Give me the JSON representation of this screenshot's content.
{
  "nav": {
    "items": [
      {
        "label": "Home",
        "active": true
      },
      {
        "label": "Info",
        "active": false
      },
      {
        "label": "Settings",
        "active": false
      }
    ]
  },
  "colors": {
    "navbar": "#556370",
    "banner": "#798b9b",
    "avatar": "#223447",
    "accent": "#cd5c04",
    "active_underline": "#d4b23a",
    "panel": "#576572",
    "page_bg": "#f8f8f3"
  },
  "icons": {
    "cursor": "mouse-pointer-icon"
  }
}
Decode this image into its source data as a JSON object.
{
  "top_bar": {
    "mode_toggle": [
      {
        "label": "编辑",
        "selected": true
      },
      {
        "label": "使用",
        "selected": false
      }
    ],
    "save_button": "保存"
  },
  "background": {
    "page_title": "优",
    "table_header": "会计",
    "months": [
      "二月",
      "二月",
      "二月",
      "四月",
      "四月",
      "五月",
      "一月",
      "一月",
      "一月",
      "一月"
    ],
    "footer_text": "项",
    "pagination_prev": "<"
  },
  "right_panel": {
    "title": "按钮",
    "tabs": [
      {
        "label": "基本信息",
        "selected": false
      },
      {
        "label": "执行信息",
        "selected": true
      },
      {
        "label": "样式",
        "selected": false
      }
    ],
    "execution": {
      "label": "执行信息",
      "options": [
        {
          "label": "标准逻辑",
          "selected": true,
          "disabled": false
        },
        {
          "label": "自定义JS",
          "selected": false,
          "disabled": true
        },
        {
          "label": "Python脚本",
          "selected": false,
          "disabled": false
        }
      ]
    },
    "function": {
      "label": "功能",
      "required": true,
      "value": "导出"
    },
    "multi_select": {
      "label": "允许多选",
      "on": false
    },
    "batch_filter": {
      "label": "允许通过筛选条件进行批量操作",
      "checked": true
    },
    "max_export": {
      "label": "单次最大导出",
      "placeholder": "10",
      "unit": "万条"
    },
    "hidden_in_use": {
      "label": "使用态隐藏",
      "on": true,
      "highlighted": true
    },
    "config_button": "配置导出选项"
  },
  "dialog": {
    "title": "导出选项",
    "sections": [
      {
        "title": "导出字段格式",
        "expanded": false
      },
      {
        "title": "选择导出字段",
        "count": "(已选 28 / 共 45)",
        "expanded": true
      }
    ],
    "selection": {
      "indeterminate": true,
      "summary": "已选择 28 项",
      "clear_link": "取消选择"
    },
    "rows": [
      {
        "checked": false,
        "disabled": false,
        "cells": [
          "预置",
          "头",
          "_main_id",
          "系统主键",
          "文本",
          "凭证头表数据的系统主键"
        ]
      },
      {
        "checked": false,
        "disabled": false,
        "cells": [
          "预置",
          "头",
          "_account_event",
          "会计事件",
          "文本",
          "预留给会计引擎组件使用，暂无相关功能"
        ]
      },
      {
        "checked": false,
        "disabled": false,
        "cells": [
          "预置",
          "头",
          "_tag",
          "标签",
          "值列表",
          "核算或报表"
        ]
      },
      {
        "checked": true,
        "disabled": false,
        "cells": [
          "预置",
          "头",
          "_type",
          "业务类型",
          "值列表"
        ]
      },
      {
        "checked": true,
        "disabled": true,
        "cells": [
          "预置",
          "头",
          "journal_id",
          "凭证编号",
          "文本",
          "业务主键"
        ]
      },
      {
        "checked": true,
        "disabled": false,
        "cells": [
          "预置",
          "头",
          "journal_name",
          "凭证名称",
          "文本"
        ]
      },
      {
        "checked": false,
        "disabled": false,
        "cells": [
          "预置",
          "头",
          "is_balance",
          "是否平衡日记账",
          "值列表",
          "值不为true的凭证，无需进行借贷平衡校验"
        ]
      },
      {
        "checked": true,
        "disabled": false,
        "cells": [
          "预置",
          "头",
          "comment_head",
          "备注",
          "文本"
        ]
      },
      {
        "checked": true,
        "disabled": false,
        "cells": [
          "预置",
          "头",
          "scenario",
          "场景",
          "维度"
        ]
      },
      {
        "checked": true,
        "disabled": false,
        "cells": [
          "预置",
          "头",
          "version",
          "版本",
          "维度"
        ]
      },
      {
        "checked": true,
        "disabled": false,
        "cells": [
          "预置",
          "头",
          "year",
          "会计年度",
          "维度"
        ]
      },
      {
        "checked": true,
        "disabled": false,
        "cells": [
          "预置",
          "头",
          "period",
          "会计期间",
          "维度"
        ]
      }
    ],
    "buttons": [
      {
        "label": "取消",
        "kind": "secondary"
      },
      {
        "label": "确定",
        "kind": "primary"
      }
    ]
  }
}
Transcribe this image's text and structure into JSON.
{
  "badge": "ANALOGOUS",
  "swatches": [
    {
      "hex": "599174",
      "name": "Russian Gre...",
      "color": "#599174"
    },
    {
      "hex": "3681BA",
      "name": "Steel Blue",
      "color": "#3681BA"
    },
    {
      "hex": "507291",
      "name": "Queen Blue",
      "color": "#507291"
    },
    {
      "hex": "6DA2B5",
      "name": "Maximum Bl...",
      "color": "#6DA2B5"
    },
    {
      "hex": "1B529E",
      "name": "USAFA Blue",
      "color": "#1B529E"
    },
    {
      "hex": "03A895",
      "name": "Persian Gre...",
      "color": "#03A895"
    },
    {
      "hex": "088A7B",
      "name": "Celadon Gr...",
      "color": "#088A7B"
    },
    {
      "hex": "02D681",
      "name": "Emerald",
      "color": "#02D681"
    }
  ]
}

= = = = = = =

Stated goal — Print every record exactly as it was given.

Exercise answer —
Give me the JSON representation of this screenshot's content.
{
  "nav": {
    "items": [
      {
        "label": "Home",
        "active": true
      },
      {
        "label": "Info",
        "active": false
      },
      {
        "label": "Settings",
        "active": false
      }
    ]
  },
  "colors": {
    "navbar": "#556370",
    "banner": "#798b9b",
    "avatar": "#223447",
    "accent": "#cd5c04",
    "active_underline": "#d4b23a",
    "panel": "#576572",
    "page_bg": "#f8f8f3"
  },
  "icons": {
    "cursor": "mouse-pointer-icon"
  }
}
Decode this image into its source data as a JSON object.
{
  "top_bar": {
    "mode_toggle": [
      {
        "label": "编辑",
        "selected": true
      },
      {
        "label": "使用",
        "selected": false
      }
    ],
    "save_button": "保存"
  },
  "background": {
    "page_title": "优",
    "table_header": "会计",
    "months": [
      "二月",
      "二月",
      "二月",
      "四月",
      "四月",
      "五月",
      "一月",
      "一月",
      "一月",
      "一月"
    ],
    "footer_text": "项",
    "pagination_prev": "<"
  },
  "right_panel": {
    "title": "按钮",
    "tabs": [
      {
        "label": "基本信息",
        "selected": false
      },
      {
        "label": "执行信息",
        "selected": true
      },
      {
        "label": "样式",
        "selected": false
      }
    ],
    "execution": {
      "label": "执行信息",
      "options": [
        {
          "label": "标准逻辑",
          "selected": true,
          "disabled": false
        },
        {
          "label": "自定义JS",
          "selected": false,
          "disabled": true
        },
        {
          "label": "Python脚本",
          "selected": false,
          "disabled": false
        }
      ]
    },
    "function": {
      "label": "功能",
      "required": true,
      "value": "导出"
    },
    "multi_select": {
      "label": "允许多选",
      "on": false
    },
    "batch_filter": {
      "label": "允许通过筛选条件进行批量操作",
      "checked": true
    },
    "max_export": {
      "label": "单次最大导出",
      "placeholder": "10",
      "unit": "万条"
    },
    "hidden_in_use": {
      "label": "使用态隐藏",
      "on": true,
      "highlighted": true
    },
    "config_button": "配置导出选项"
  },
  "dialog": {
    "title": "导出选项",
    "sections": [
      {
        "title": "导出字段格式",
        "expanded": false
      },
      {
        "title": "选择导出字段",
        "count": "(已选 28 / 共 45)",
        "expanded": true
      }
    ],
    "selection": {
      "indeterminate": true,
      "summary": "已选择 28 项",
      "clear_link": "取消选择"
    },
    "rows": [
      {
        "checked": false,
        "disabled": false,
        "cells": [
          "预置",
          "头",
          "_main_id",
          "系统主键",
          "文本",
          "凭证头表数据的系统主键"
        ]
      },
      {
        "checked": false,
        "disabled": false,
        "cells": [
          "预置",
          "头",
          "_account_event",
          "会计事件",
          "文本",
          "预留给会计引擎组件使用，暂无相关功能"
        ]
      },
      {
        "checked": false,
        "disabled": false,
        "cells": [
          "预置",
          "头",
          "_tag",
          "标签",
          "值列表",
          "核算或报表"
        ]
      },
      {
        "checked": true,
        "disabled": false,
        "cells": [
          "预置",
          "头",
          "_type",
          "业务类型",
          "值列表"
        ]
      },
      {
        "checked": true,
        "disabled": true,
        "cells": [
          "预置",
          "头",
          "journal_id",
          "凭证编号",
          "文本",
          "业务主键"
        ]
      },
      {
        "checked": true,
        "disabled": false,
        "cells": [
          "预置",
          "头",
          "journal_name",
          "凭证名称",
          "文本"
        ]
      },
      {
        "checked": false,
        "disabled": false,
        "cells": [
          "预置",
          "头",
          "is_balance",
          "是否平衡日记账",
          "值列表",
          "值不为true的凭证，无需进行借贷平衡校验"
        ]
      },
      {
        "checked": true,
        "disabled": false,
        "cells": [
          "预置",
          "头",
          "comment_head",
          "备注",
          "文本"
        ]
      },
      {
        "checked": true,
        "disabled": false,
        "cells": [
          "预置",
          "头",
          "scenario",
          "场景",
          "维度"
        ]
      },
      {
        "checked": true,
        "disabled": false,
        "cells": [
          "预置",
          "头",
          "version",
          "版本",
          "维度"
        ]
      },
      {
        "checked": true,
        "disabled": false,
        "cells": [
          "预置",
          "头",
          "year",
          "会计年度",
          "维度"
        ]
      },
      {
        "checked": true,
        "disabled": false,
        "cells": [
          "预置",
          "头",
          "period",
          "会计期间",
          "维度"
        ]
      }
    ],
    "buttons": [
      {
        "label": "取消",
        "kind": "secondary"
      },
      {
        "label": "确定",
        "kind": "primary"
      }
    ]
  }
}
Transcribe this image's text and structure into JSON.
{
  "badge": "ANALOGOUS",
  "swatches": [
    {
      "hex": "599174",
      "name": "Russian Gre...",
      "color": "#599174"
    },
    {
      "hex": "3681BA",
      "name": "Steel Blue",
      "color": "#3681BA"
    },
    {
      "hex": "507291",
      "name": "Queen Blue",
      "color": "#507291"
    },
    {
      "hex": "6DA2B5",
      "name": "Maximum Bl...",
      "color": "#6DA2B5"
    },
    {
      "hex": "1B529E",
      "name": "USAFA Blue",
      "color": "#1B529E"
    },
    {
      "hex": "03A895",
      "name": "Persian Gre...",
      "color": "#03A895"
    },
    {
      "hex": "088A7B",
      "name": "Celadon Gr...",
      "color": "#088A7B"
    },
    {
      "hex": "02D681",
      "name": "Emerald",
      "color": "#02D681"
    }
  ]
}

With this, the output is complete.